> _Your task_
Repeat the records verbatim and leave the pictures out of your copy.

> _Records shown_
______
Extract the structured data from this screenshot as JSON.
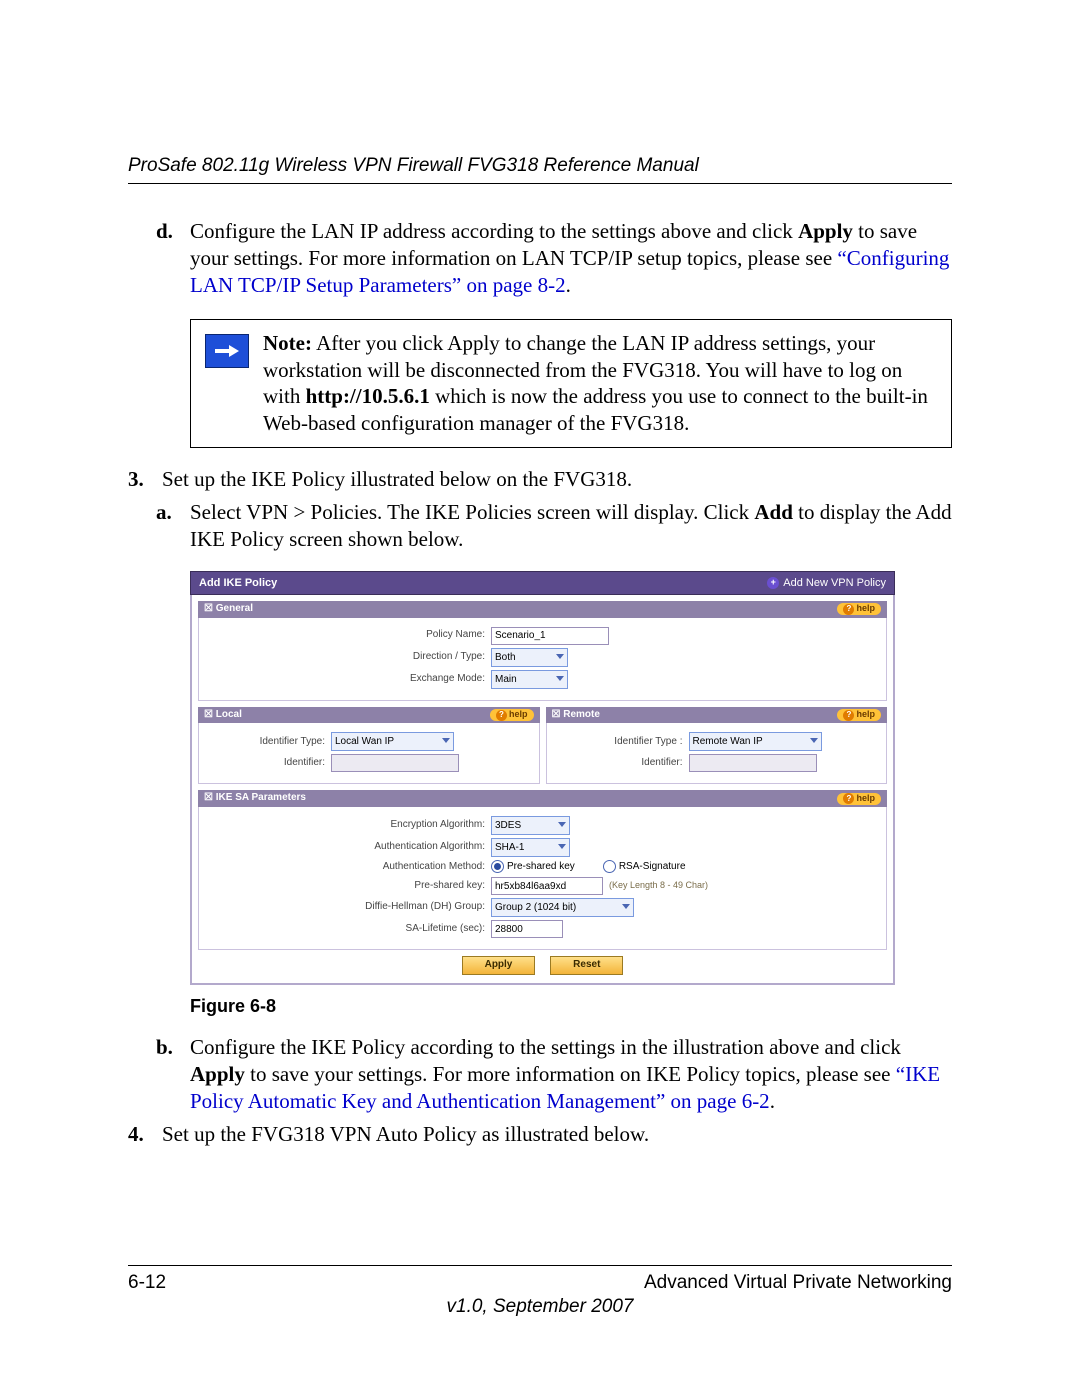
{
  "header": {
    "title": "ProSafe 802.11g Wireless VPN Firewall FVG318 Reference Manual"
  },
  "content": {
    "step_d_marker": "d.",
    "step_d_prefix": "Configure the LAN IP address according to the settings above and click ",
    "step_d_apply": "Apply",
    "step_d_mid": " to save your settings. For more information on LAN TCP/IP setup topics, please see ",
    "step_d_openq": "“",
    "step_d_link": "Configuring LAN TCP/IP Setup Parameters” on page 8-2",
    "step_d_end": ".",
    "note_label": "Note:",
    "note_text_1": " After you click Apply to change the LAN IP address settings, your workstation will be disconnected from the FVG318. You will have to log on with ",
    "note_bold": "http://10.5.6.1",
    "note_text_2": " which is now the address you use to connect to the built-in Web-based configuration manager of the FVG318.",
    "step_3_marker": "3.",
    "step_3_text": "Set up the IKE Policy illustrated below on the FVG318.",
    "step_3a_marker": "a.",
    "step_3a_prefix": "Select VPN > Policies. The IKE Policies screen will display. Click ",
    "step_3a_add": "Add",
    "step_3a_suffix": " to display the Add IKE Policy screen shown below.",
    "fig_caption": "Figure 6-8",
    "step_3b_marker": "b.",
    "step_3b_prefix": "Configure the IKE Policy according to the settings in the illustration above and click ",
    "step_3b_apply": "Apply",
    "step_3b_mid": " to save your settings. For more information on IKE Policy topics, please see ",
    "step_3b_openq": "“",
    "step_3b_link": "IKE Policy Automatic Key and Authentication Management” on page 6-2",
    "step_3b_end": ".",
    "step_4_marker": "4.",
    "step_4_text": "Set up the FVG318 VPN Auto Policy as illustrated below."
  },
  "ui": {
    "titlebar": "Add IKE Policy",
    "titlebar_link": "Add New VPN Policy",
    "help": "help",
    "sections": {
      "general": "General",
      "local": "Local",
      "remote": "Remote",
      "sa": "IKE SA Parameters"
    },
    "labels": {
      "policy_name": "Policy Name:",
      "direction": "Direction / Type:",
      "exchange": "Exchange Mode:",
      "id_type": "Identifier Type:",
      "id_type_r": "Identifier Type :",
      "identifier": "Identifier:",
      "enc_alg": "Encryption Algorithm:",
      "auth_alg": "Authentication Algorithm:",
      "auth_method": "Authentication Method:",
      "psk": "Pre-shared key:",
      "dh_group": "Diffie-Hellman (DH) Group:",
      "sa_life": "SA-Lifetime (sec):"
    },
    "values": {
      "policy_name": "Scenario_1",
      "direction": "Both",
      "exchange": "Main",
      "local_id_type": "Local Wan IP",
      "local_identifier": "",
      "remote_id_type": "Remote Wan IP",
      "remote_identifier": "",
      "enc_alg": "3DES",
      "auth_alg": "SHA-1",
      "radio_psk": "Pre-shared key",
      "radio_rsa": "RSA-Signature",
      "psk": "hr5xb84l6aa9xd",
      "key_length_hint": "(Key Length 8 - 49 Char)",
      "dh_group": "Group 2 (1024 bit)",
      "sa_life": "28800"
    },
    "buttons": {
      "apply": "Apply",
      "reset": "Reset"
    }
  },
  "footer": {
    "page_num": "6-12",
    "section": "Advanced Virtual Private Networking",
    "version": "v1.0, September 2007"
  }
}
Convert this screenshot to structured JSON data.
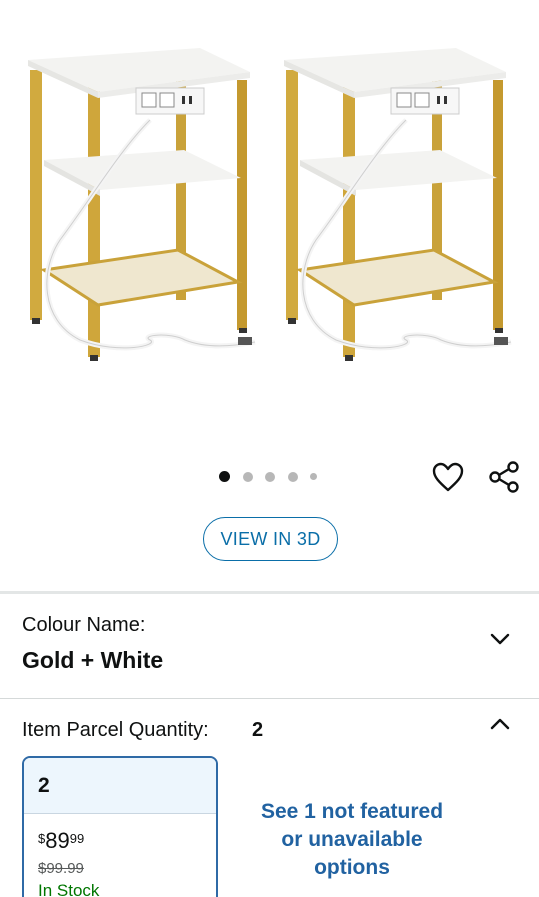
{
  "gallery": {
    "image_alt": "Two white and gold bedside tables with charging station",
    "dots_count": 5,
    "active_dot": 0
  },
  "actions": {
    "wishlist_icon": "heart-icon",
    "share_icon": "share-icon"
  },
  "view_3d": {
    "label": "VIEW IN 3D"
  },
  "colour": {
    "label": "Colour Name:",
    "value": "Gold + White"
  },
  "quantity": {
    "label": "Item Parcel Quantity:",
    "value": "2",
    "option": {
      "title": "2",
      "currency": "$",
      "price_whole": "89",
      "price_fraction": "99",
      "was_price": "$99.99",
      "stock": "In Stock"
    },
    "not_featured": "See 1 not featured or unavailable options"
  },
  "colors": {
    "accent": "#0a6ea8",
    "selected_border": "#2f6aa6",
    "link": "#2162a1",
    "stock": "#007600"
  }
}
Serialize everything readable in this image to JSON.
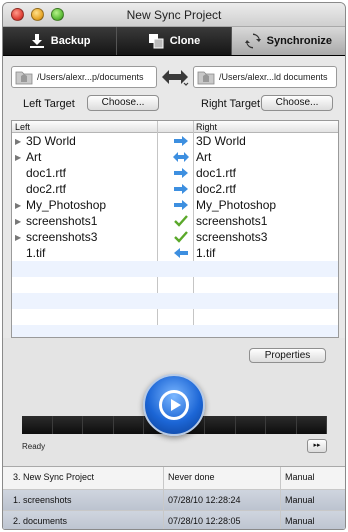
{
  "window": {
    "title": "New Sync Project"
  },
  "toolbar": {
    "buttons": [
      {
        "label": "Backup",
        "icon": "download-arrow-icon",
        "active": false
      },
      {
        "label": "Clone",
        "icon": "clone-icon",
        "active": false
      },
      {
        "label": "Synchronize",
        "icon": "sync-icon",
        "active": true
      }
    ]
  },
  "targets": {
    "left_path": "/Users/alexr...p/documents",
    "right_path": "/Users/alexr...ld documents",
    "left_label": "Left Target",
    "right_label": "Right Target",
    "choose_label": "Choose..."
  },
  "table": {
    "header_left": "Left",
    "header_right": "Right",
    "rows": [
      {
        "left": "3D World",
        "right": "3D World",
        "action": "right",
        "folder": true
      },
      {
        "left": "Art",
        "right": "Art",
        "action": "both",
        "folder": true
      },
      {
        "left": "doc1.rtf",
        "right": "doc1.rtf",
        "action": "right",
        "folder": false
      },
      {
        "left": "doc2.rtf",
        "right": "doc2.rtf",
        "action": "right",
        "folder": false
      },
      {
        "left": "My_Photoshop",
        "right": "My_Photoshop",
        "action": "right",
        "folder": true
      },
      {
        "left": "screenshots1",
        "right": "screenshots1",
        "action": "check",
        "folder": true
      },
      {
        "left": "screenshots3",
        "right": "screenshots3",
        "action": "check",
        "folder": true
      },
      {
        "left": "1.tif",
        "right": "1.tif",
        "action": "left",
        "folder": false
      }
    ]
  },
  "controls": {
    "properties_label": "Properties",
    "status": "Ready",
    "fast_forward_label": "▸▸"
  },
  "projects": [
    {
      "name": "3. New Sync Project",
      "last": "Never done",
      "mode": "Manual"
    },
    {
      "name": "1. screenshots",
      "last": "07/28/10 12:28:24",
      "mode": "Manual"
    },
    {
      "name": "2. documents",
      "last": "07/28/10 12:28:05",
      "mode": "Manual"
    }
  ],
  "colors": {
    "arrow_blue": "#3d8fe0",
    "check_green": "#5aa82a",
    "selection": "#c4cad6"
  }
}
______
> _Written reply_
Extract the structured data from this screenshot as JSON.
{
  "header": {
    "title": "ProSafe 802.11g Wireless VPN Firewall FVG318 Reference Manual"
  },
  "content": {
    "step_d_marker": "d.",
    "step_d_prefix": "Configure the LAN IP address according to the settings above and click ",
    "step_d_apply": "Apply",
    "step_d_mid": " to save your settings. For more information on LAN TCP/IP setup topics, please see ",
    "step_d_openq": "“",
    "step_d_link": "Configuring LAN TCP/IP Setup Parameters” on page 8-2",
    "step_d_end": ".",
    "note_label": "Note:",
    "note_text_1": " After you click Apply to change the LAN IP address settings, your workstation will be disconnected from the FVG318. You will have to log on with ",
    "note_bold": "http://10.5.6.1",
    "note_text_2": " which is now the address you use to connect to the built-in Web-based configuration manager of the FVG318.",
    "step_3_marker": "3.",
    "step_3_text": "Set up the IKE Policy illustrated below on the FVG318.",
    "step_3a_marker": "a.",
    "step_3a_prefix": "Select VPN > Policies. The IKE Policies screen will display. Click ",
    "step_3a_add": "Add",
    "step_3a_suffix": " to display the Add IKE Policy screen shown below.",
    "fig_caption": "Figure 6-8",
    "step_3b_marker": "b.",
    "step_3b_prefix": "Configure the IKE Policy according to the settings in the illustration above and click ",
    "step_3b_apply": "Apply",
    "step_3b_mid": " to save your settings. For more information on IKE Policy topics, please see ",
    "step_3b_openq": "“",
    "step_3b_link": "IKE Policy Automatic Key and Authentication Management” on page 6-2",
    "step_3b_end": ".",
    "step_4_marker": "4.",
    "step_4_text": "Set up the FVG318 VPN Auto Policy as illustrated below."
  },
  "ui": {
    "titlebar": "Add IKE Policy",
    "titlebar_link": "Add New VPN Policy",
    "help": "help",
    "sections": {
      "general": "General",
      "local": "Local",
      "remote": "Remote",
      "sa": "IKE SA Parameters"
    },
    "labels": {
      "policy_name": "Policy Name:",
      "direction": "Direction / Type:",
      "exchange": "Exchange Mode:",
      "id_type": "Identifier Type:",
      "id_type_r": "Identifier Type :",
      "identifier": "Identifier:",
      "enc_alg": "Encryption Algorithm:",
      "auth_alg": "Authentication Algorithm:",
      "auth_method": "Authentication Method:",
      "psk": "Pre-shared key:",
      "dh_group": "Diffie-Hellman (DH) Group:",
      "sa_life": "SA-Lifetime (sec):"
    },
    "values": {
      "policy_name": "Scenario_1",
      "direction": "Both",
      "exchange": "Main",
      "local_id_type": "Local Wan IP",
      "local_identifier": "",
      "remote_id_type": "Remote Wan IP",
      "remote_identifier": "",
      "enc_alg": "3DES",
      "auth_alg": "SHA-1",
      "radio_psk": "Pre-shared key",
      "radio_rsa": "RSA-Signature",
      "psk": "hr5xb84l6aa9xd",
      "key_length_hint": "(Key Length 8 - 49 Char)",
      "dh_group": "Group 2 (1024 bit)",
      "sa_life": "28800"
    },
    "buttons": {
      "apply": "Apply",
      "reset": "Reset"
    }
  },
  "footer": {
    "page_num": "6-12",
    "section": "Advanced Virtual Private Networking",
    "version": "v1.0, September 2007"
  }
}
Convert this screenshot to structured JSON data.
{
  "gallery": {
    "image_alt": "Two white and gold bedside tables with charging station",
    "dots_count": 5,
    "active_dot": 0
  },
  "actions": {
    "wishlist_icon": "heart-icon",
    "share_icon": "share-icon"
  },
  "view_3d": {
    "label": "VIEW IN 3D"
  },
  "colour": {
    "label": "Colour Name:",
    "value": "Gold + White"
  },
  "quantity": {
    "label": "Item Parcel Quantity:",
    "value": "2",
    "option": {
      "title": "2",
      "currency": "$",
      "price_whole": "89",
      "price_fraction": "99",
      "was_price": "$99.99",
      "stock": "In Stock"
    },
    "not_featured": "See 1 not featured or unavailable options"
  },
  "colors": {
    "accent": "#0a6ea8",
    "selected_border": "#2f6aa6",
    "link": "#2162a1",
    "stock": "#007600"
  }
}
Serialize everything readable in this image to JSON.
{
  "window": {
    "title": "New Sync Project"
  },
  "toolbar": {
    "buttons": [
      {
        "label": "Backup",
        "icon": "download-arrow-icon",
        "active": false
      },
      {
        "label": "Clone",
        "icon": "clone-icon",
        "active": false
      },
      {
        "label": "Synchronize",
        "icon": "sync-icon",
        "active": true
      }
    ]
  },
  "targets": {
    "left_path": "/Users/alexr...p/documents",
    "right_path": "/Users/alexr...ld documents",
    "left_label": "Left Target",
    "right_label": "Right Target",
    "choose_label": "Choose..."
  },
  "table": {
    "header_left": "Left",
    "header_right": "Right",
    "rows": [
      {
        "left": "3D World",
        "right": "3D World",
        "action": "right",
        "folder": true
      },
      {
        "left": "Art",
        "right": "Art",
        "action": "both",
        "folder": true
      },
      {
        "left": "doc1.rtf",
        "right": "doc1.rtf",
        "action": "right",
        "folder": false
      },
      {
        "left": "doc2.rtf",
        "right": "doc2.rtf",
        "action": "right",
        "folder": false
      },
      {
        "left": "My_Photoshop",
        "right": "My_Photoshop",
        "action": "right",
        "folder": true
      },
      {
        "left": "screenshots1",
        "right": "screenshots1",
        "action": "check",
        "folder": true
      },
      {
        "left": "screenshots3",
        "right": "screenshots3",
        "action": "check",
        "folder": true
      },
      {
        "left": "1.tif",
        "right": "1.tif",
        "action": "left",
        "folder": false
      }
    ]
  },
  "controls": {
    "properties_label": "Properties",
    "status": "Ready",
    "fast_forward_label": "▸▸"
  },
  "projects": [
    {
      "name": "3. New Sync Project",
      "last": "Never done",
      "mode": "Manual"
    },
    {
      "name": "1. screenshots",
      "last": "07/28/10 12:28:24",
      "mode": "Manual"
    },
    {
      "name": "2. documents",
      "last": "07/28/10 12:28:05",
      "mode": "Manual"
    }
  ],
  "colors": {
    "arrow_blue": "#3d8fe0",
    "check_green": "#5aa82a",
    "selection": "#c4cad6"
  }
}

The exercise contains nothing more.